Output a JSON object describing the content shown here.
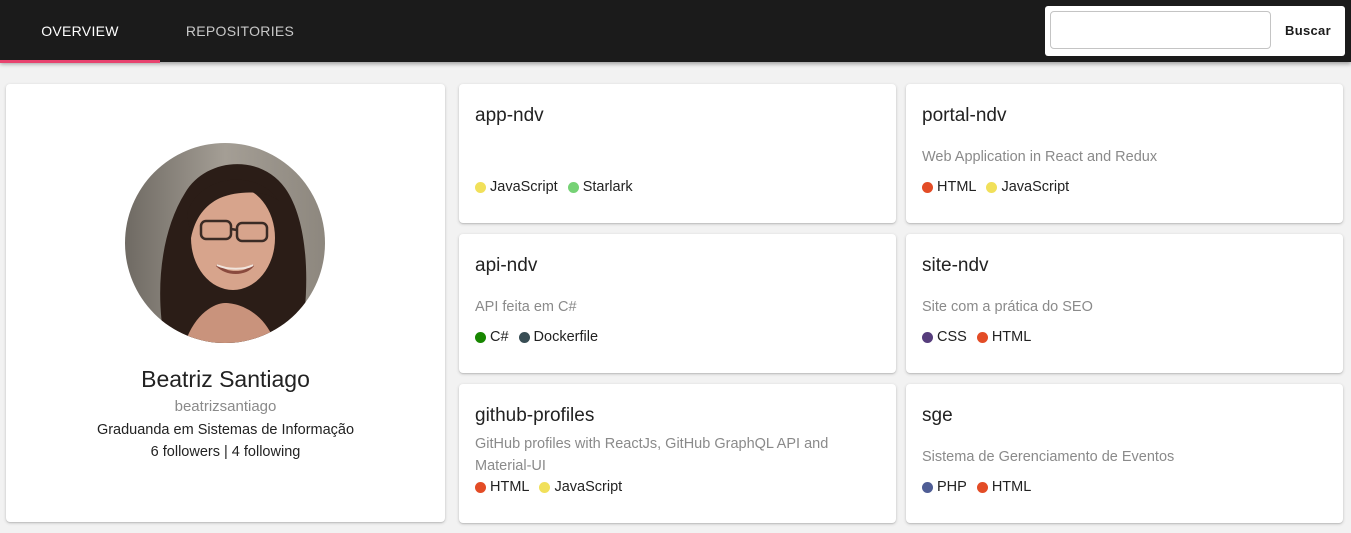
{
  "nav": {
    "tabs": [
      {
        "label": "Overview"
      },
      {
        "label": "Repositories"
      }
    ],
    "active_tab": "Overview",
    "accent_color": "#e8436f"
  },
  "search": {
    "value": "",
    "placeholder": "",
    "button_label": "Buscar"
  },
  "profile": {
    "name": "Beatriz Santiago",
    "login": "beatrizsantiago",
    "bio": "Graduanda em Sistemas de Informação",
    "follow_text": "6 followers | 4 following"
  },
  "repositories": [
    {
      "name": "app-ndv",
      "description": "",
      "languages": [
        {
          "name": "JavaScript",
          "color": "#f1e05a"
        },
        {
          "name": "Starlark",
          "color": "#76d275"
        }
      ]
    },
    {
      "name": "portal-ndv",
      "description": "Web Application in React and Redux",
      "languages": [
        {
          "name": "HTML",
          "color": "#e34c26"
        },
        {
          "name": "JavaScript",
          "color": "#f1e05a"
        }
      ]
    },
    {
      "name": "api-ndv",
      "description": "API feita em C#",
      "languages": [
        {
          "name": "C#",
          "color": "#178600"
        },
        {
          "name": "Dockerfile",
          "color": "#384d54"
        }
      ]
    },
    {
      "name": "site-ndv",
      "description": "Site com a prática do SEO",
      "languages": [
        {
          "name": "CSS",
          "color": "#563d7c"
        },
        {
          "name": "HTML",
          "color": "#e34c26"
        }
      ]
    },
    {
      "name": "github-profiles",
      "description": "GitHub profiles with ReactJs, GitHub GraphQL API and Material-UI",
      "languages": [
        {
          "name": "HTML",
          "color": "#e34c26"
        },
        {
          "name": "JavaScript",
          "color": "#f1e05a"
        }
      ]
    },
    {
      "name": "sge",
      "description": "Sistema de Gerenciamento de Eventos",
      "languages": [
        {
          "name": "PHP",
          "color": "#4F5D95"
        },
        {
          "name": "HTML",
          "color": "#e34c26"
        }
      ]
    }
  ]
}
· · · ·
Required work
Among the records above, find each line holding the string "profiles" and pull it out.

The solution
      "name": "github-profiles",
      "description": "GitHub profiles with ReactJs, GitHub GraphQL API and Material-UI",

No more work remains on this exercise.